**DIRECTIVE**.
All entries must be extracted exactly, with nothing added or dropped.

***** MATERIAL FOR THIS EXERCISE

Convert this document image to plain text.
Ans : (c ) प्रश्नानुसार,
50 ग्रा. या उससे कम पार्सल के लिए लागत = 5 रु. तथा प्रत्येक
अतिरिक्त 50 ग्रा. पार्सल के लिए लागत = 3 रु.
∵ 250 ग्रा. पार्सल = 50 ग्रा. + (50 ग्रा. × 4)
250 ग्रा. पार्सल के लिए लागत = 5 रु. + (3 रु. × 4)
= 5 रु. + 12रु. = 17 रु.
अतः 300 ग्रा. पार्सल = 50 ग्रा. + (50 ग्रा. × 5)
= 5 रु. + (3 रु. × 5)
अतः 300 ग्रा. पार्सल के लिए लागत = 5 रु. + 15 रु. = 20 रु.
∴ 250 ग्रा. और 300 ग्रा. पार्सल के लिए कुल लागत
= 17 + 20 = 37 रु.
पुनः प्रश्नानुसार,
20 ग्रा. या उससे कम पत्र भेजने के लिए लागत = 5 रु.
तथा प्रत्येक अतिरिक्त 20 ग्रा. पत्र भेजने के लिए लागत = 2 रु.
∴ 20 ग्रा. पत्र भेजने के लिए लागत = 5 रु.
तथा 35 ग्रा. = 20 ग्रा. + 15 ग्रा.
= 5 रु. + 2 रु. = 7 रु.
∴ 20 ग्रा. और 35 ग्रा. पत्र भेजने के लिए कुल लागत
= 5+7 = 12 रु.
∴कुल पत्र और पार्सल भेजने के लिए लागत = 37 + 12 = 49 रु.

**********

**ANSWER TO THIS EXERCISE**.
Convert this document image to plain text.
Ans : (c ) प्रश्नानुसार,
50 ग्रा. या उससे कम पार्सल के लिए लागत = 5 रु. तथा प्रत्येक
अतिरिक्त 50 ग्रा. पार्सल के लिए लागत = 3 रु.
∵ 250 ग्रा. पार्सल = 50 ग्रा. + (50 ग्रा. × 4)
250 ग्रा. पार्सल के लिए लागत = 5 रु. + (3 रु. × 4)
= 5 रु. + 12रु. = 17 रु.
अतः 300 ग्रा. पार्सल = 50 ग्रा. + (50 ग्रा. × 5)
= 5 रु. + (3 रु. × 5)
अतः 300 ग्रा. पार्सल के लिए लागत = 5 रु. + 15 रु. = 20 रु.
∴ 250 ग्रा. और 300 ग्रा. पार्सल के लिए कुल लागत
= 17 + 20 = 37 रु.
पुनः प्रश्नानुसार,
20 ग्रा. या उससे कम पत्र भेजने के लिए लागत = 5 रु.
तथा प्रत्येक अतिरिक्त 20 ग्रा. पत्र भेजने के लिए लागत = 2 रु.
∴ 20 ग्रा. पत्र भेजने के लिए लागत = 5 रु.
तथा 35 ग्रा. = 20 ग्रा. + 15 ग्रा.
= 5 रु. + 2 रु. = 7 रु.
∴ 20 ग्रा. और 35 ग्रा. पत्र भेजने के लिए कुल लागत
= 5+7 = 12 रु.
∴कुल पत्र और पार्सल भेजने के लिए लागत = 37 + 12 = 49 रु.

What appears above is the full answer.